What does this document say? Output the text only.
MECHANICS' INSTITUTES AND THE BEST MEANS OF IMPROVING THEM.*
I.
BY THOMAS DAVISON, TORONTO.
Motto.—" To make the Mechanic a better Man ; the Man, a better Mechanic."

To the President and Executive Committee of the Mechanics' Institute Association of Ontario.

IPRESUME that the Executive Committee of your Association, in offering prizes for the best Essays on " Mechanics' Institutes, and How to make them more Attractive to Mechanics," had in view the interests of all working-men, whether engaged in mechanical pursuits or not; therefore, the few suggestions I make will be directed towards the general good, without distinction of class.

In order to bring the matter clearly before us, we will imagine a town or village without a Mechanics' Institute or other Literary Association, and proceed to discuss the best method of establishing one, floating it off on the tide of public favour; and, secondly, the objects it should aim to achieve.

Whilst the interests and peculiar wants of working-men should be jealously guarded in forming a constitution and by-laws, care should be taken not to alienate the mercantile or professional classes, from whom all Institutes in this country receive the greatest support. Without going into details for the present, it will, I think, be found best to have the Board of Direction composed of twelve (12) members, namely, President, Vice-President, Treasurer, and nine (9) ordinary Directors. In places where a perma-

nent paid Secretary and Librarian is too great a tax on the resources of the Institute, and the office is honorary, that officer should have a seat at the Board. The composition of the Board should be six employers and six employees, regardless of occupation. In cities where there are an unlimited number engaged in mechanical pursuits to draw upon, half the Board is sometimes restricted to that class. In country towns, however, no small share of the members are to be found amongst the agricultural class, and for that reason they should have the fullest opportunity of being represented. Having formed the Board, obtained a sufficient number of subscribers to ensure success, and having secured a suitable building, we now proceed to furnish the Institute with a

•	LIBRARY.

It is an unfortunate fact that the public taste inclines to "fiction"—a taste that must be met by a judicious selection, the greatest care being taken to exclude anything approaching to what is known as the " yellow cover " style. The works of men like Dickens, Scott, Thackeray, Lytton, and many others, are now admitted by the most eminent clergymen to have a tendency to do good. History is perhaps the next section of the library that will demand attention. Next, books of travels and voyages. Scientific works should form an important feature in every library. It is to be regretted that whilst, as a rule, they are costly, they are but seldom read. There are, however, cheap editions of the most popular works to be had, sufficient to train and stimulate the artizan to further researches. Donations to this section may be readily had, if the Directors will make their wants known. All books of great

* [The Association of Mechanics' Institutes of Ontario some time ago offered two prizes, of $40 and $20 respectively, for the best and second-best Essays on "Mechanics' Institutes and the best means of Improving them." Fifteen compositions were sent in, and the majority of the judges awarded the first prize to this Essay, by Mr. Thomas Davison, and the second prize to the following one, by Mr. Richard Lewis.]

SET PROBLEM: Return all of the entries exactly as written.

TASK RESPONSE:
What does this document say? Output the text only.
MECHANICS' INSTITUTES AND THE BEST MEANS OF IMPROVING THEM.*
I.
BY THOMAS DAVISON, TORONTO.
Motto.—" To make the Mechanic a better Man ; the Man, a better Mechanic."

To the President and Executive Committee of the Mechanics' Institute Association of Ontario.

IPRESUME that the Executive Committee of your Association, in offering prizes for the best Essays on " Mechanics' Institutes, and How to make them more Attractive to Mechanics," had in view the interests of all working-men, whether engaged in mechanical pursuits or not; therefore, the few suggestions I make will be directed towards the general good, without distinction of class.

In order to bring the matter clearly before us, we will imagine a town or village without a Mechanics' Institute or other Literary Association, and proceed to discuss the best method of establishing one, floating it off on the tide of public favour; and, secondly, the objects it should aim to achieve.

Whilst the interests and peculiar wants of working-men should be jealously guarded in forming a constitution and by-laws, care should be taken not to alienate the mercantile or professional classes, from whom all Institutes in this country receive the greatest support. Without going into details for the present, it will, I think, be found best to have the Board of Direction composed of twelve (12) members, namely, President, Vice-President, Treasurer, and nine (9) ordinary Directors. In places where a perma-

nent paid Secretary and Librarian is too great a tax on the resources of the Institute, and the office is honorary, that officer should have a seat at the Board. The composition of the Board should be six employers and six employees, regardless of occupation. In cities where there are an unlimited number engaged in mechanical pursuits to draw upon, half the Board is sometimes restricted to that class. In country towns, however, no small share of the members are to be found amongst the agricultural class, and for that reason they should have the fullest opportunity of being represented. Having formed the Board, obtained a sufficient number of subscribers to ensure success, and having secured a suitable building, we now proceed to furnish the Institute with a

•	LIBRARY.

It is an unfortunate fact that the public taste inclines to "fiction"—a taste that must be met by a judicious selection, the greatest care being taken to exclude anything approaching to what is known as the " yellow cover " style. The works of men like Dickens, Scott, Thackeray, Lytton, and many others, are now admitted by the most eminent clergymen to have a tendency to do good. History is perhaps the next section of the library that will demand attention. Next, books of travels and voyages. Scientific works should form an important feature in every library. It is to be regretted that whilst, as a rule, they are costly, they are but seldom read. There are, however, cheap editions of the most popular works to be had, sufficient to train and stimulate the artizan to further researches. Donations to this section may be readily had, if the Directors will make their wants known. All books of great

* [The Association of Mechanics' Institutes of Ontario some time ago offered two prizes, of $40 and $20 respectively, for the best and second-best Essays on "Mechanics' Institutes and the best means of Improving them." Fifteen compositions were sent in, and the majority of the judges awarded the first prize to this Essay, by Mr. Thomas Davison, and the second prize to the following one, by Mr. Richard Lewis.]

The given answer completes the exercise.